» ENTRIES SHOWN:
────────────────

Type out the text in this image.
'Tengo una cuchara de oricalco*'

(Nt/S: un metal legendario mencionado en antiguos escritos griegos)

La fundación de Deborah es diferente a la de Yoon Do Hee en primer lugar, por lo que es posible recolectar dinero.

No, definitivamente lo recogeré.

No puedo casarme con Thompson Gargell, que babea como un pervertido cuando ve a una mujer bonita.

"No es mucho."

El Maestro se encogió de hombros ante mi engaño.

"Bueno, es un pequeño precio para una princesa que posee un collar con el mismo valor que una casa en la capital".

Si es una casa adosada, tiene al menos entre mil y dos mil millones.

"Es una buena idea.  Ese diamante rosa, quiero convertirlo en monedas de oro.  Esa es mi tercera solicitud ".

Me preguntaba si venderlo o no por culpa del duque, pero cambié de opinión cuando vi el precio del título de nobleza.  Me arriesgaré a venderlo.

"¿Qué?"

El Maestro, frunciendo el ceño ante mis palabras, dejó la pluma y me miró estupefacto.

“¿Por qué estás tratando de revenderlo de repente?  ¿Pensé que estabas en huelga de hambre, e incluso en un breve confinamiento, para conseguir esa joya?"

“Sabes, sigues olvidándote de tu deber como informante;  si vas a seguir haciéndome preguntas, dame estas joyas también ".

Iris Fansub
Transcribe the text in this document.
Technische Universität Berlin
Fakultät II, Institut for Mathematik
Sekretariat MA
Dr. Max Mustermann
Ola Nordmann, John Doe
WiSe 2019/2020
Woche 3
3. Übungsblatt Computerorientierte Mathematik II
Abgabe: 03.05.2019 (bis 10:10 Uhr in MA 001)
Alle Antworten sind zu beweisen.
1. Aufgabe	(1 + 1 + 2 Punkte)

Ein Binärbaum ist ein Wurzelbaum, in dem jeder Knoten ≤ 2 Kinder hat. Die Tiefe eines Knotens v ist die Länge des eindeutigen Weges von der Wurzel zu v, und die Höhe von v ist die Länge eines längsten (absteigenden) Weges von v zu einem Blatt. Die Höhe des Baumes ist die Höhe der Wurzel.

────────────────

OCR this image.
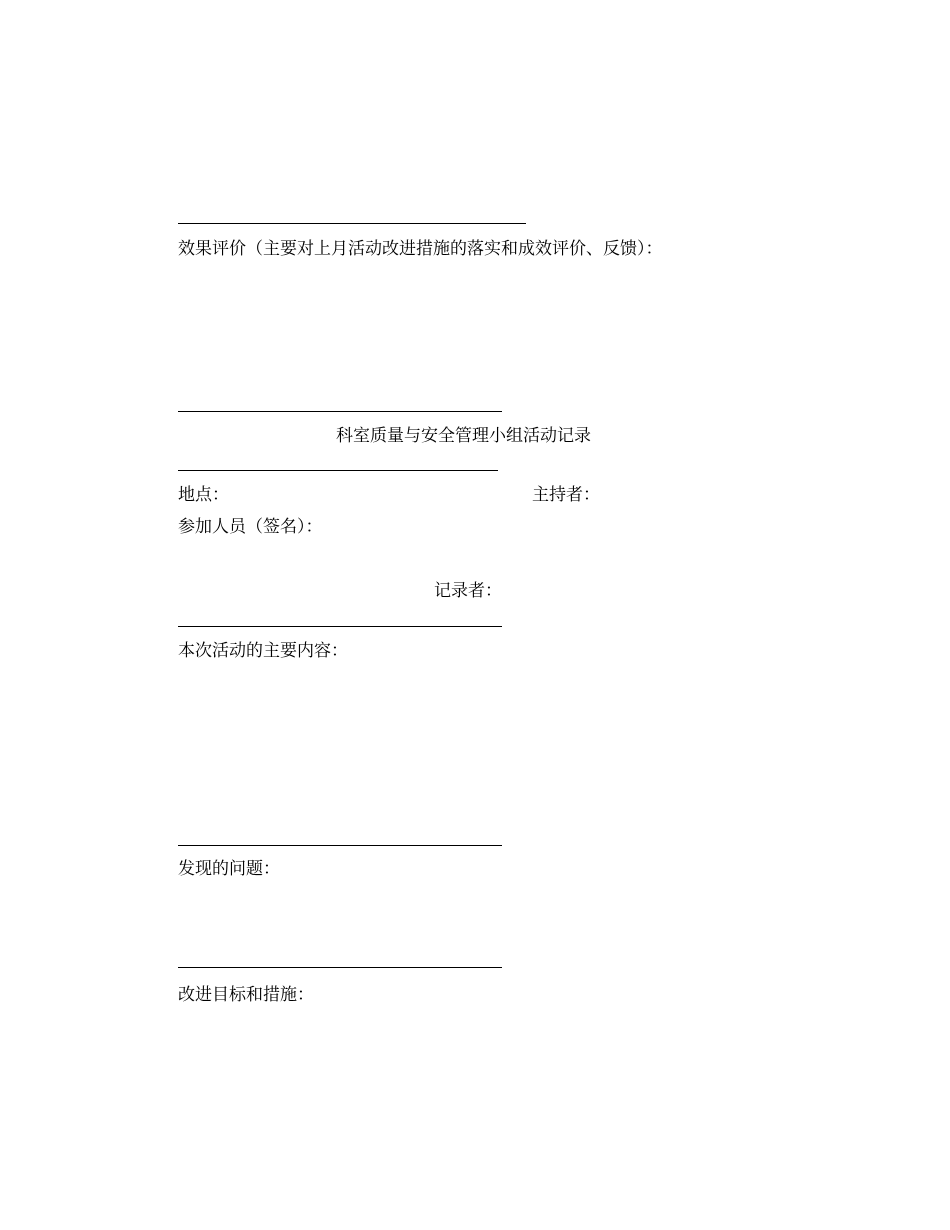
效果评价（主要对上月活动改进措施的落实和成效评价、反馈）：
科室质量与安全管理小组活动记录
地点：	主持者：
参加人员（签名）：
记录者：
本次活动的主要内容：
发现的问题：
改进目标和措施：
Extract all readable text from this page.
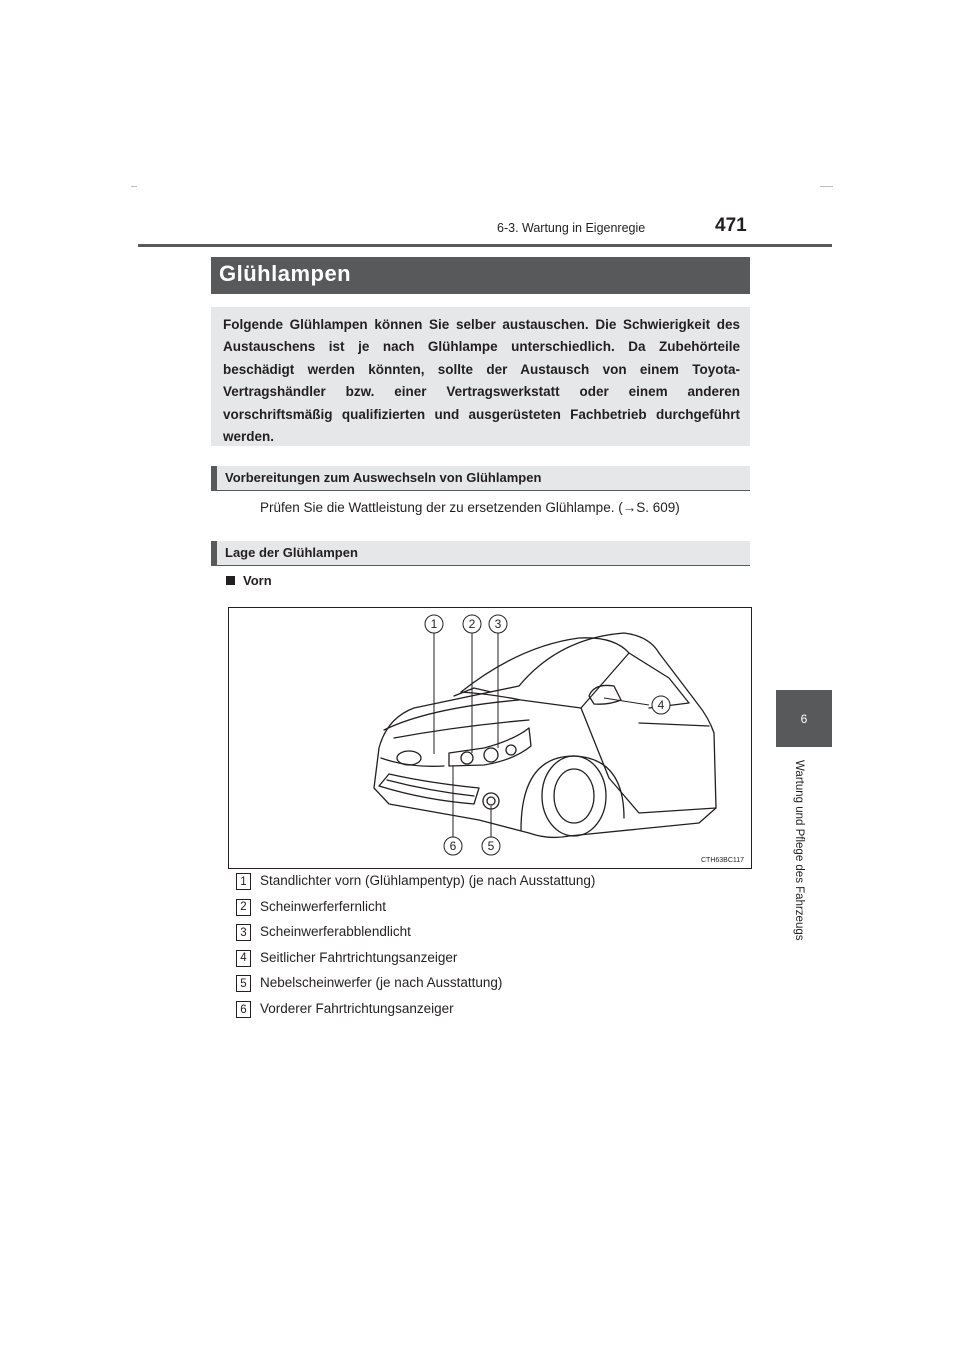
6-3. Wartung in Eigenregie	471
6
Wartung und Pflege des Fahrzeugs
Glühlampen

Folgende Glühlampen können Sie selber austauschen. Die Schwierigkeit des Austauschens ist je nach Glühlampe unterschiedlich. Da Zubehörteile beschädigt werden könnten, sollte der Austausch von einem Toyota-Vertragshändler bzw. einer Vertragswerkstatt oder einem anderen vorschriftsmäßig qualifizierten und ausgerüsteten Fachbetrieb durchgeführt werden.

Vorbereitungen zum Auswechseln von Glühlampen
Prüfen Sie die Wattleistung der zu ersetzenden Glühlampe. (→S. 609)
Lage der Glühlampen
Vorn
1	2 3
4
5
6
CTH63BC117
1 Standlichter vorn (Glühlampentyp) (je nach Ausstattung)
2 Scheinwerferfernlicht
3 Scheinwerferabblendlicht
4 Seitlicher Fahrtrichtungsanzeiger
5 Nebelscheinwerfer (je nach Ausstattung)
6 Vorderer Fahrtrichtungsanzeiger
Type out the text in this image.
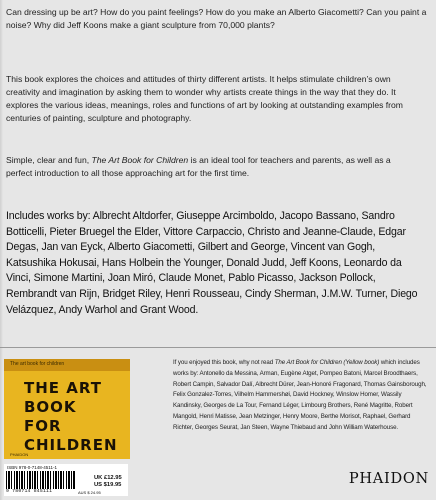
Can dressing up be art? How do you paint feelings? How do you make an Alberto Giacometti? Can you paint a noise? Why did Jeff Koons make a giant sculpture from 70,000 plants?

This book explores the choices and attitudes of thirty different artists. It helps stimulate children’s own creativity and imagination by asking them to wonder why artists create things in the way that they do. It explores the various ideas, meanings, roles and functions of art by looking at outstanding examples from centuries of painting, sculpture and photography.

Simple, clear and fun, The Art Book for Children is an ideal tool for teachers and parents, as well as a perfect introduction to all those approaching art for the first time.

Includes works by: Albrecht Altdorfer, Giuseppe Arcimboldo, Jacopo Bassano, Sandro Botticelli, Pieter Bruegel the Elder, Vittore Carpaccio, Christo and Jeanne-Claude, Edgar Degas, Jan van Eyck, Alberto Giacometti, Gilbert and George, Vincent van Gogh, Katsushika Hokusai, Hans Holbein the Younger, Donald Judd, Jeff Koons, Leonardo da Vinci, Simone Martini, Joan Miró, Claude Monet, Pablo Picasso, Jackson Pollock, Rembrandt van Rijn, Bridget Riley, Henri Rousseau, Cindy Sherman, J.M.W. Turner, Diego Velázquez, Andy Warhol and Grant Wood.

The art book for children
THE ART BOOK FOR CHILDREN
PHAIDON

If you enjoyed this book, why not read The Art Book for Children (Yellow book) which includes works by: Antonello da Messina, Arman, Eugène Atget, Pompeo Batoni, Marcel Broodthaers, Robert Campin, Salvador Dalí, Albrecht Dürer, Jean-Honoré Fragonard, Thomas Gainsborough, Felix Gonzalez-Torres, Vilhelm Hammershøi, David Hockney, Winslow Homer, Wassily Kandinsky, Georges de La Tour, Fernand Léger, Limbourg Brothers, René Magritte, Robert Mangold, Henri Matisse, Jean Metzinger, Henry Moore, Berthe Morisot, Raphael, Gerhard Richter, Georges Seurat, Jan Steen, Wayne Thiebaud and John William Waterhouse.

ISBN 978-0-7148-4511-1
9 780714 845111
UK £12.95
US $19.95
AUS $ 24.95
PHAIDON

────────────────

» YOUR OBJECTIVE:
Pick out the lines containing the string "Wartung".

» FINISHED ANSWER:
6-3. Wartung in Eigenregie	471
Wartung und Pflege des Fahrzeugs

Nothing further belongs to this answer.